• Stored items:
────────────────────
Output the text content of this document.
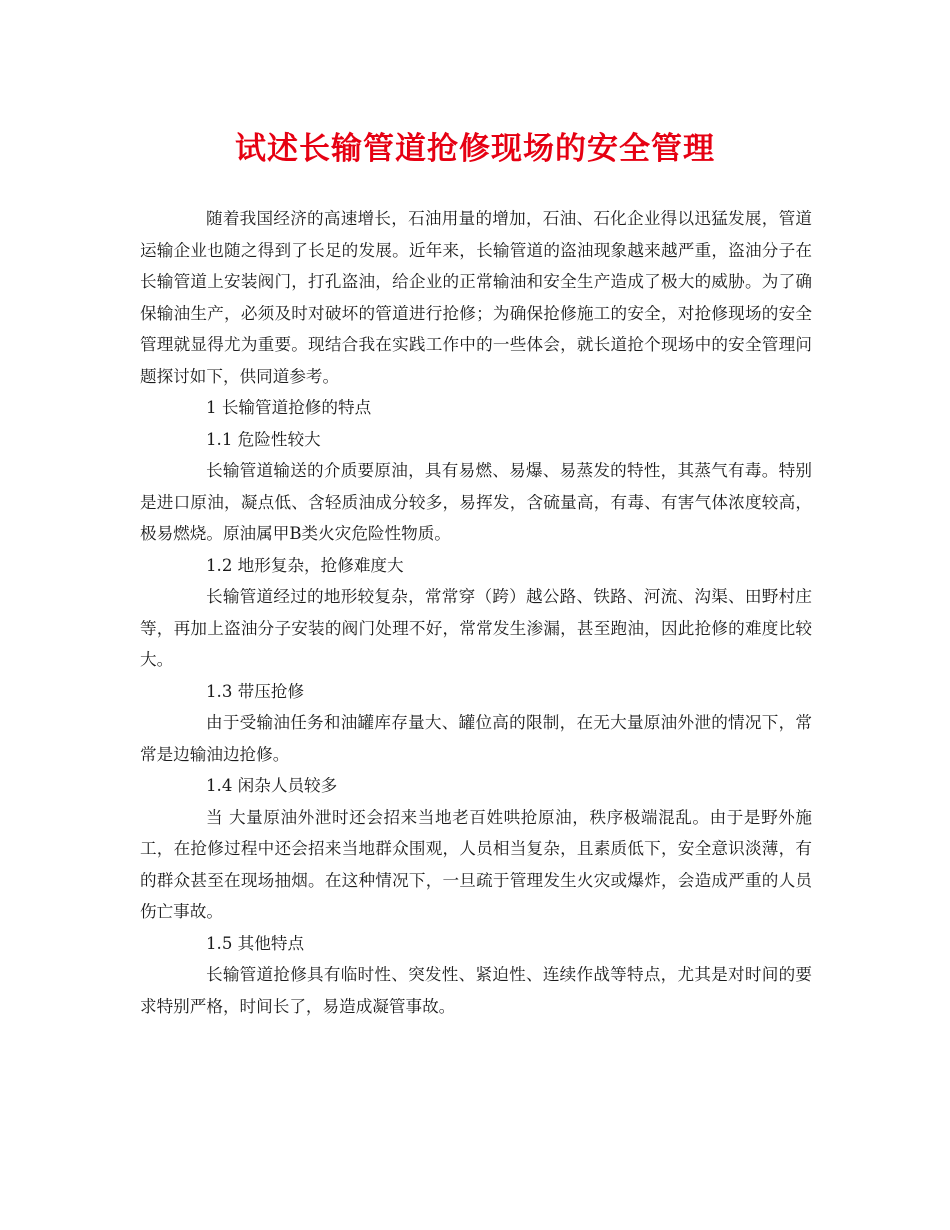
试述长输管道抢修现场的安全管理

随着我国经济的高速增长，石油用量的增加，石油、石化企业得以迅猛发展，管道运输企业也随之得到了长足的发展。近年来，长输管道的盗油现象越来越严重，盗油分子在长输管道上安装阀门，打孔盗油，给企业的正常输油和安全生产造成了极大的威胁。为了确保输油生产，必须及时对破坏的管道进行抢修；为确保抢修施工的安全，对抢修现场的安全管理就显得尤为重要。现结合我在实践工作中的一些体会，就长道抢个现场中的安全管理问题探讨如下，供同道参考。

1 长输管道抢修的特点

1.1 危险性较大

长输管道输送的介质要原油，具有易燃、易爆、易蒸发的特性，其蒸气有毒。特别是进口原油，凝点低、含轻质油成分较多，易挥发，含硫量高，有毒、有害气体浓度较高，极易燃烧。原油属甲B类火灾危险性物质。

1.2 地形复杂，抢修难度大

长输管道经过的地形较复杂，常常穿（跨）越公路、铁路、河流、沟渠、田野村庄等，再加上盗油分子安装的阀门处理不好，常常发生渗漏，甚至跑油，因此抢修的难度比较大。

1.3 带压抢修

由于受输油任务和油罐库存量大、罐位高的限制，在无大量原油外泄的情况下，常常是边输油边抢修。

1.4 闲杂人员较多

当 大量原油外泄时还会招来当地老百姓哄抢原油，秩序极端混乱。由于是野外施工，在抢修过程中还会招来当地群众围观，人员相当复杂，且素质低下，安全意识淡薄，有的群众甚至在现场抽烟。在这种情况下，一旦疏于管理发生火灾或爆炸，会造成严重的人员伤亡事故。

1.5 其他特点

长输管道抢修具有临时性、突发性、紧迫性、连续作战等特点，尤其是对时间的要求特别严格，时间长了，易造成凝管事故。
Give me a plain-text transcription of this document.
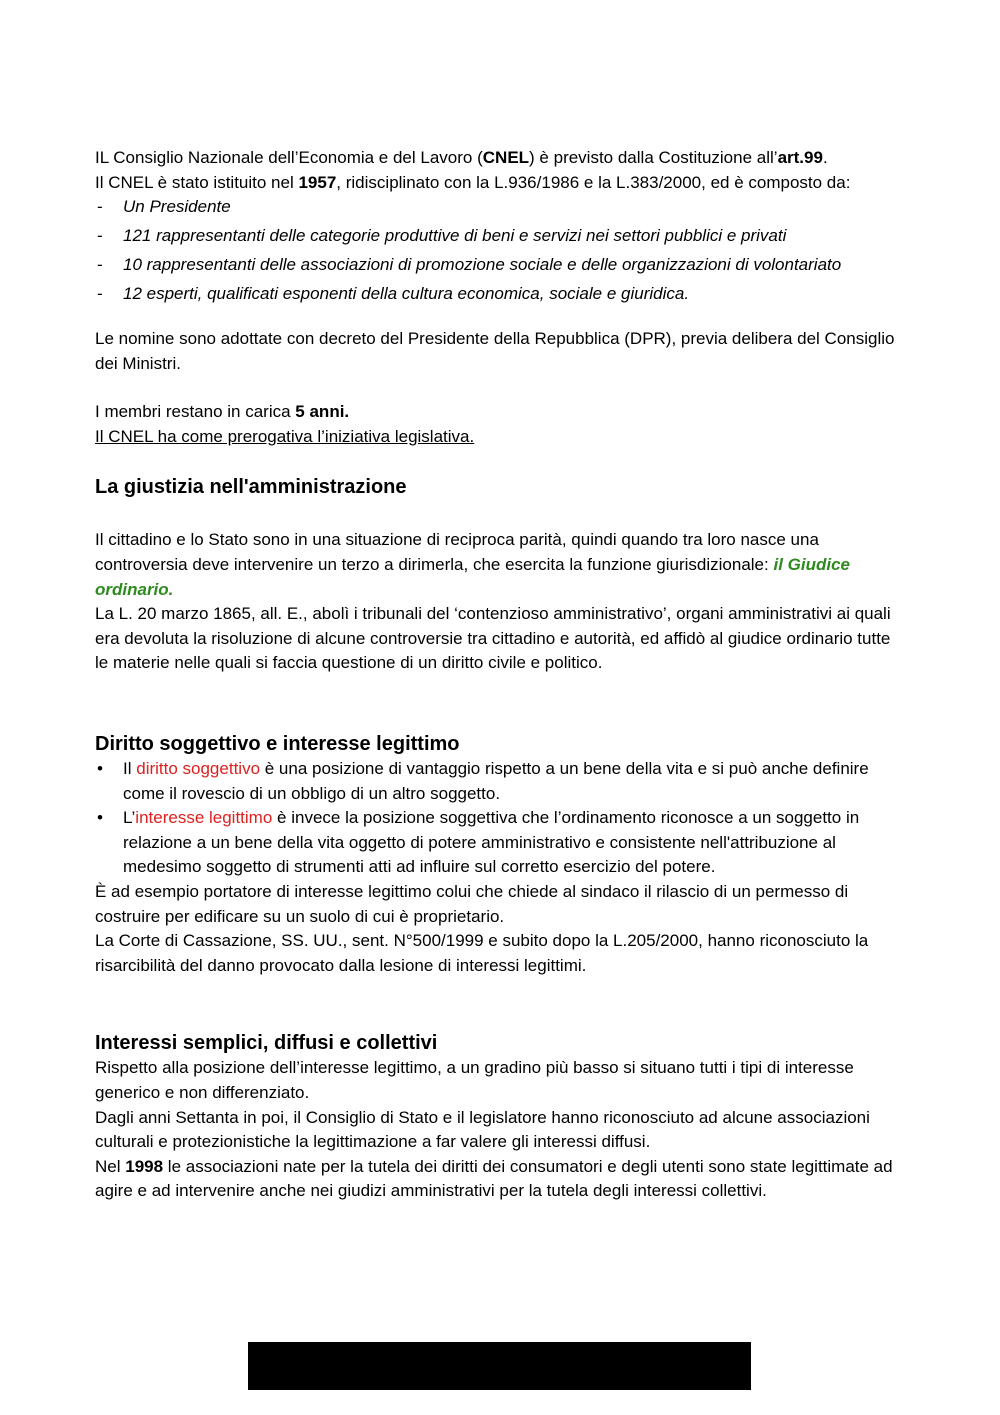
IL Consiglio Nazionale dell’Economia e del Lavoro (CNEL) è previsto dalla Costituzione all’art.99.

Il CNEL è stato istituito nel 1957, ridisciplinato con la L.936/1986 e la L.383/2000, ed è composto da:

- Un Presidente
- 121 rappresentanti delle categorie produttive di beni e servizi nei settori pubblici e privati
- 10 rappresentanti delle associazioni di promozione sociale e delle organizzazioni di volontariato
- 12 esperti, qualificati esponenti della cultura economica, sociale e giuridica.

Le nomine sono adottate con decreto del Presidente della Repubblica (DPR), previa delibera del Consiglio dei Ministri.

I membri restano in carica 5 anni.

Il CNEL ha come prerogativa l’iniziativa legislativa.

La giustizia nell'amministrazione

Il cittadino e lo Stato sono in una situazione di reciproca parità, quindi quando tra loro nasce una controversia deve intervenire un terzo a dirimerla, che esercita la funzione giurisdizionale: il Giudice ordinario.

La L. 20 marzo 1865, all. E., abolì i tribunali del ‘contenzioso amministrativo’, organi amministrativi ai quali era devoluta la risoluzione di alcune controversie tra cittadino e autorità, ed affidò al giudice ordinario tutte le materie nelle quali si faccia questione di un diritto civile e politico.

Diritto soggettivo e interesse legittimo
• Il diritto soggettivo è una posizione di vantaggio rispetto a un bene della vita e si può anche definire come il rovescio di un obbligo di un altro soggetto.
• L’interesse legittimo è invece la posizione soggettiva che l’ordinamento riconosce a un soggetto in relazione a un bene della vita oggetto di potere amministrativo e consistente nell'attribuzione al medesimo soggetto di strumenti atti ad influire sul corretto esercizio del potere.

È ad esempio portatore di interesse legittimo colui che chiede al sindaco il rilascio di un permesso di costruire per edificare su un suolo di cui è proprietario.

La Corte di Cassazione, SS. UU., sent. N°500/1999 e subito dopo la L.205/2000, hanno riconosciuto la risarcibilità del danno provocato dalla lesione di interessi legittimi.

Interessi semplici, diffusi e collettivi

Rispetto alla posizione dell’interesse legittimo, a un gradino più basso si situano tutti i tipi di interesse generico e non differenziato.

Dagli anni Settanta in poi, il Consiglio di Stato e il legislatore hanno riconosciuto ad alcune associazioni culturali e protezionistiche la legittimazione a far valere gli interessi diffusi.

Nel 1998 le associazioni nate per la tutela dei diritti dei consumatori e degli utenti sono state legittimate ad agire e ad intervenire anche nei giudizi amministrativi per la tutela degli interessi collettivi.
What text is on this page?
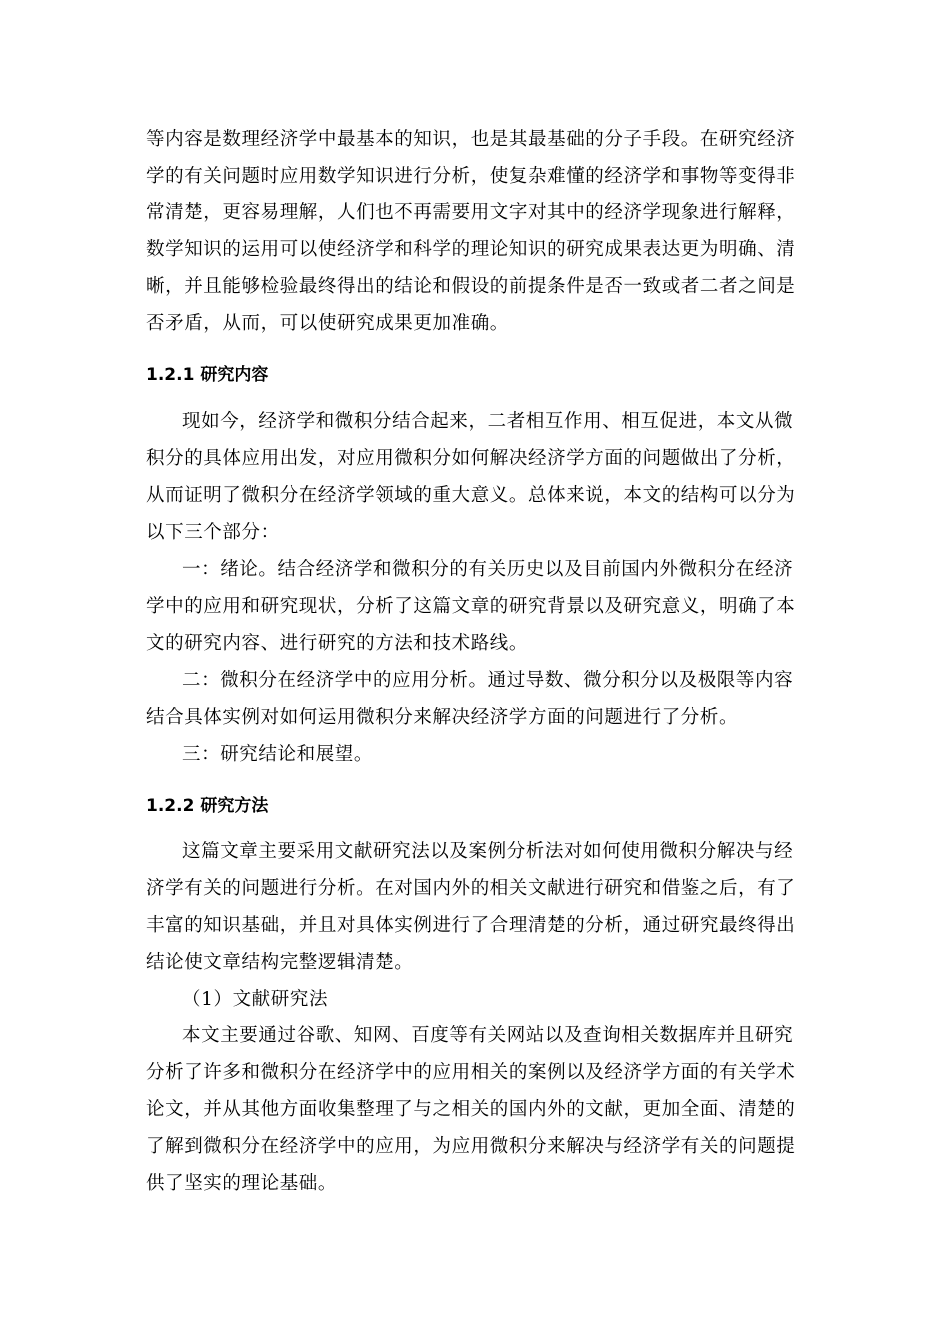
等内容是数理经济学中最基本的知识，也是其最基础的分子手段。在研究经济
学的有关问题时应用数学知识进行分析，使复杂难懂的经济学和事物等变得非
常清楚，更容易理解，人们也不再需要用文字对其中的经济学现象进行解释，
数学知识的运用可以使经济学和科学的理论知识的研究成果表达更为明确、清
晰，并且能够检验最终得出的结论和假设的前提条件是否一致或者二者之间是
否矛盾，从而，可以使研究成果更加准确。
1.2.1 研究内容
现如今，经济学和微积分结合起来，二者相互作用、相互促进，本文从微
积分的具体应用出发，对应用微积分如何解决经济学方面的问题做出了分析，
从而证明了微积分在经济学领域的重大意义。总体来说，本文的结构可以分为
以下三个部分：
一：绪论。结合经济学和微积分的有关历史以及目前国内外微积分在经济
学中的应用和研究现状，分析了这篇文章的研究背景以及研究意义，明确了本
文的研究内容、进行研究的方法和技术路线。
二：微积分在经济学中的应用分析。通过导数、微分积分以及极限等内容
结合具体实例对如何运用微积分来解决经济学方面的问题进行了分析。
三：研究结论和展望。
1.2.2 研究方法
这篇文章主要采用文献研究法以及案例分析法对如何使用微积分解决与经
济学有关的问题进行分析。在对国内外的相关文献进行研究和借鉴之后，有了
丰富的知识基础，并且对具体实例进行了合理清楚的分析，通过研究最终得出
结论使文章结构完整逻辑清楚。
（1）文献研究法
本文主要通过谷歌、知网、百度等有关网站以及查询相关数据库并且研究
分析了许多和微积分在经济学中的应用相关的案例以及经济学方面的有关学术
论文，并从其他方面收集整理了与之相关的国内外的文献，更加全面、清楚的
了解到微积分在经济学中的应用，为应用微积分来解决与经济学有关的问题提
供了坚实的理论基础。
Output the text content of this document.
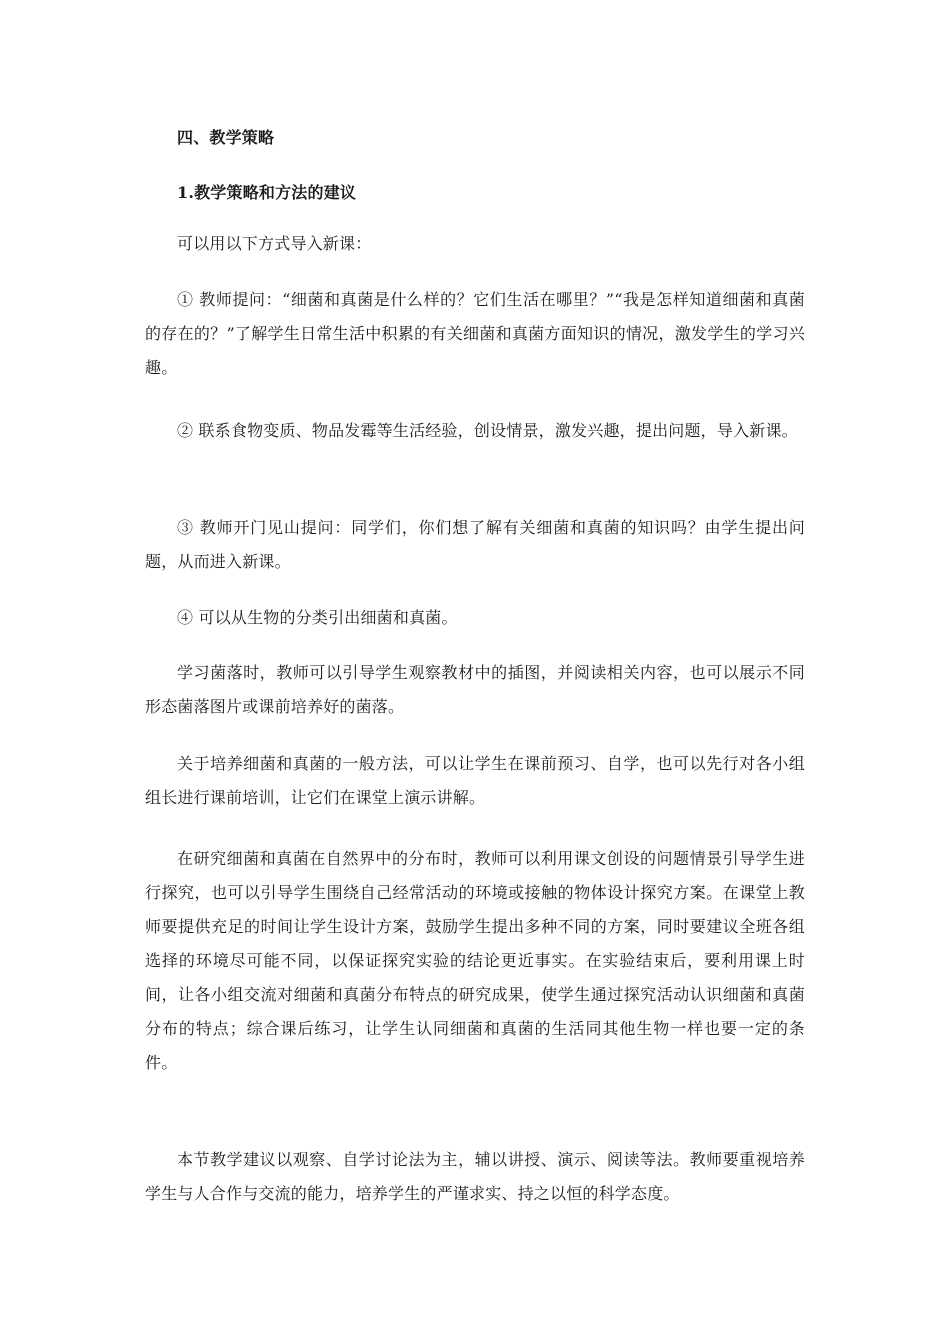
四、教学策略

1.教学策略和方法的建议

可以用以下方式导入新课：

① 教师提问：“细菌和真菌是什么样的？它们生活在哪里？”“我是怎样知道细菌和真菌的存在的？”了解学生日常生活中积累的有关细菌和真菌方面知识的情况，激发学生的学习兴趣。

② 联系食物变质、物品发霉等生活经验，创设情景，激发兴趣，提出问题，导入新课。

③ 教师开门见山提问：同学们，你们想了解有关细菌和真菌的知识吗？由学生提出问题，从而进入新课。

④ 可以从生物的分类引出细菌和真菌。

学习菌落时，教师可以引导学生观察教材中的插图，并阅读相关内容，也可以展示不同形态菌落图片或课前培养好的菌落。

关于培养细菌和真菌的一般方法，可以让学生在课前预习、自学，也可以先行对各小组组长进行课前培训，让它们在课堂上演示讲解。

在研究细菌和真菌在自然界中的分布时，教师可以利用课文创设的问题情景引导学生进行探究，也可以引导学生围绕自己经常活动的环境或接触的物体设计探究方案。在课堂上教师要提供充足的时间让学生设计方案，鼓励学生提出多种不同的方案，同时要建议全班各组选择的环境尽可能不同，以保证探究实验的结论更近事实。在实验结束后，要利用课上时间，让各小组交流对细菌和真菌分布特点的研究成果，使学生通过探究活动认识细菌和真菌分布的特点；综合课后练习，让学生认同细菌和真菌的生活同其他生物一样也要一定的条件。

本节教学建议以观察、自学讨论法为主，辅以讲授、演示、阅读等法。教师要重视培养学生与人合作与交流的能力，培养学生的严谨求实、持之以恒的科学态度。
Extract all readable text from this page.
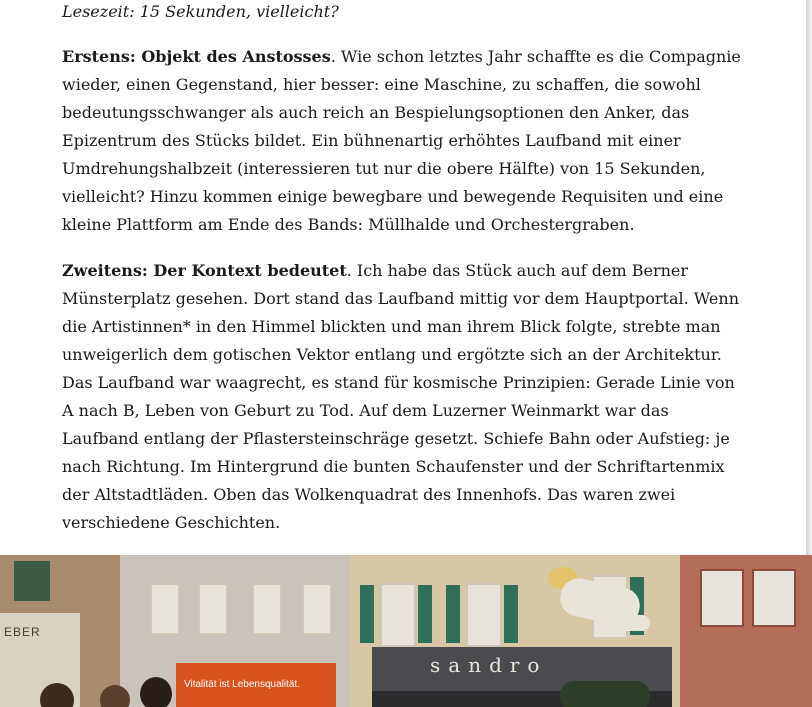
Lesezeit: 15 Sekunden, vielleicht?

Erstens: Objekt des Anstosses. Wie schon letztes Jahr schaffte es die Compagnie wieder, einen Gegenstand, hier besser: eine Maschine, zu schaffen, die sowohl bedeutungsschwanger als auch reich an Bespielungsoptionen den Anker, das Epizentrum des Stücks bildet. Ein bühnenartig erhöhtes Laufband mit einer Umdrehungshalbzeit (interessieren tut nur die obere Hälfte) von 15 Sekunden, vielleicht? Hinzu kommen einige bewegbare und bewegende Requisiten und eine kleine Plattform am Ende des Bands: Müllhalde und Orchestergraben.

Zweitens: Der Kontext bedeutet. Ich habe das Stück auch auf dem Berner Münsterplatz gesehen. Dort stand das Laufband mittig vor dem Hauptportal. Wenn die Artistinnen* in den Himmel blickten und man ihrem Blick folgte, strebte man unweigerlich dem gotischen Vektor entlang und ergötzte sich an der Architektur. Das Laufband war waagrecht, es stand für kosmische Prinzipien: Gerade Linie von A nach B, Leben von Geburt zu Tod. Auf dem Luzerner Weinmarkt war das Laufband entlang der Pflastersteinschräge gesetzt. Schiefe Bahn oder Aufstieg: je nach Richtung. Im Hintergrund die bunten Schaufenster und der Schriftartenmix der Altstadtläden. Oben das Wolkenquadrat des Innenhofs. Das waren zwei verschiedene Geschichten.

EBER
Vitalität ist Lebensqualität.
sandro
────────────────────
• AIM OF THE EXERCISE: Which lines contain the word "dalla"? Copy each one.

• FULL SOLUTION:
IL Consiglio Nazionale dell’Economia e del Lavoro (CNEL) è previsto dalla Costituzione all’art.99.
La Corte di Cassazione, SS. UU., sent. N°500/1999 e subito dopo la L.205/2000, hanno riconosciuto la risarcibilità del danno provocato dalla lesione di interessi legittimi.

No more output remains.